ITEMS>
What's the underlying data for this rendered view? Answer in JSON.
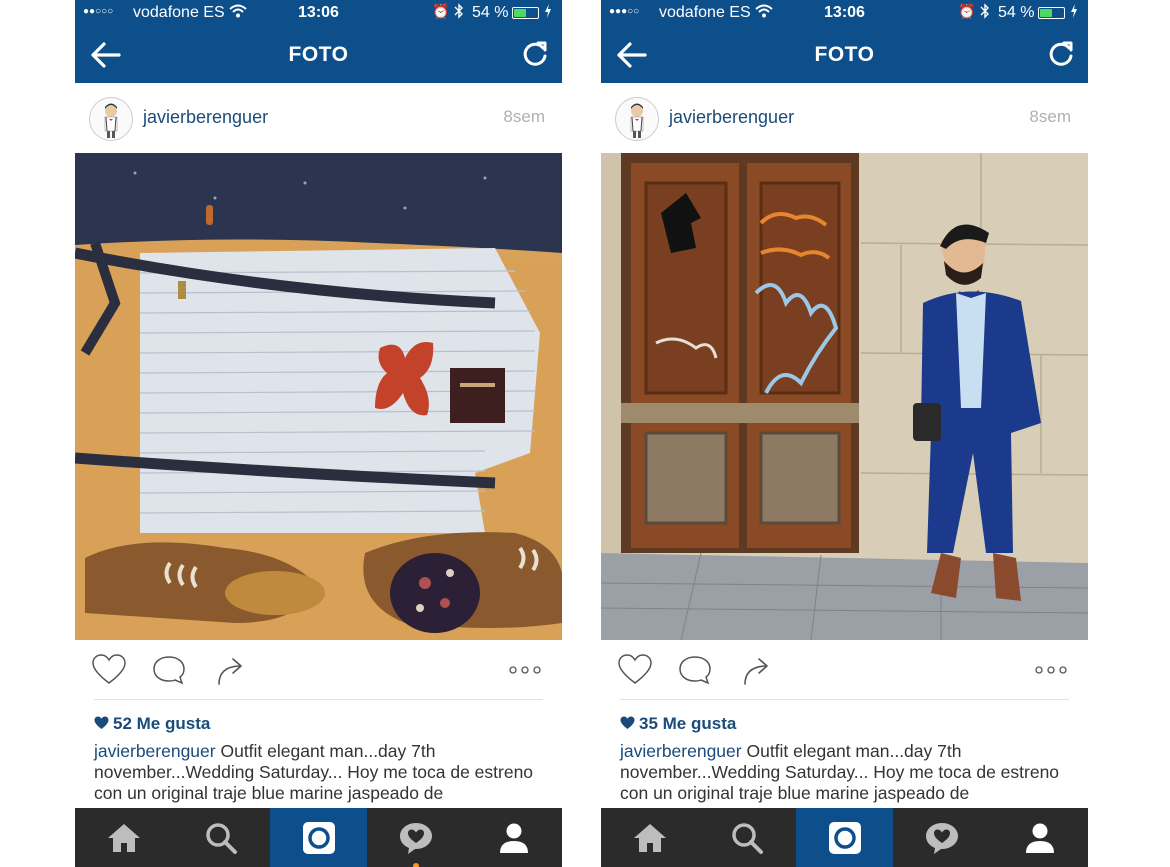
{
  "phones": [
    {
      "status": {
        "signal": "●●○○○",
        "carrier": "vodafone ES",
        "time": "13:06",
        "battery": "54 %",
        "battery_level": 0.54
      },
      "nav": {
        "title": "FOTO",
        "back_icon": "back-arrow-icon",
        "refresh_icon": "refresh-icon"
      },
      "post": {
        "username": "javierberenguer",
        "time_ago": "8sem",
        "photo": "flat-lay outfit: striped shirt, suspenders, red bow tie, brown shoes",
        "likes": "52 Me gusta",
        "caption_user": "javierberenguer",
        "caption_text": " Outfit elegant man...day 7th november...Wedding Saturday... Hoy me toca de estreno con un original traje blue marine jaspeado de"
      }
    },
    {
      "status": {
        "signal": "●●●○○",
        "carrier": "vodafone ES",
        "time": "13:06",
        "battery": "54 %",
        "battery_level": 0.54
      },
      "nav": {
        "title": "FOTO",
        "back_icon": "back-arrow-icon",
        "refresh_icon": "refresh-icon"
      },
      "post": {
        "username": "javierberenguer",
        "time_ago": "8sem",
        "photo": "man in navy suit and red bow tie next to an old wooden door with graffiti",
        "likes": "35 Me gusta",
        "caption_user": "javierberenguer",
        "caption_text": " Outfit elegant man...day 7th november...Wedding Saturday... Hoy me toca de estreno con un original traje blue marine jaspeado de"
      }
    }
  ],
  "tabbar": [
    "home-icon",
    "search-icon",
    "camera-icon",
    "activity-icon",
    "profile-icon"
  ],
  "colors": {
    "brand": "#0d4f8b",
    "tabbar": "#2b2b2b",
    "link": "#1b4b7a",
    "notification": "#f3982b"
  }
}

TASK GOAL> From the material above, copy everything exactly but the pictures.

ANSWER IN FULL>
What's the underlying data for this rendered view? Answer in JSON.
{
  "phones": [
    {
      "status": {
        "signal": "●●○○○",
        "carrier": "vodafone ES",
        "time": "13:06",
        "battery": "54 %",
        "battery_level": 0.54
      },
      "nav": {
        "title": "FOTO",
        "back_icon": "back-arrow-icon",
        "refresh_icon": "refresh-icon"
      },
      "post": {
        "username": "javierberenguer",
        "time_ago": "8sem",
        "photo": "flat-lay outfit: striped shirt, suspenders, red bow tie, brown shoes",
        "likes": "52 Me gusta",
        "caption_user": "javierberenguer",
        "caption_text": " Outfit elegant man...day 7th november...Wedding Saturday... Hoy me toca de estreno con un original traje blue marine jaspeado de"
      }
    },
    {
      "status": {
        "signal": "●●●○○",
        "carrier": "vodafone ES",
        "time": "13:06",
        "battery": "54 %",
        "battery_level": 0.54
      },
      "nav": {
        "title": "FOTO",
        "back_icon": "back-arrow-icon",
        "refresh_icon": "refresh-icon"
      },
      "post": {
        "username": "javierberenguer",
        "time_ago": "8sem",
        "photo": "man in navy suit and red bow tie next to an old wooden door with graffiti",
        "likes": "35 Me gusta",
        "caption_user": "javierberenguer",
        "caption_text": " Outfit elegant man...day 7th november...Wedding Saturday... Hoy me toca de estreno con un original traje blue marine jaspeado de"
      }
    }
  ],
  "tabbar": [
    "home-icon",
    "search-icon",
    "camera-icon",
    "activity-icon",
    "profile-icon"
  ],
  "colors": {
    "brand": "#0d4f8b",
    "tabbar": "#2b2b2b",
    "link": "#1b4b7a",
    "notification": "#f3982b"
  }
}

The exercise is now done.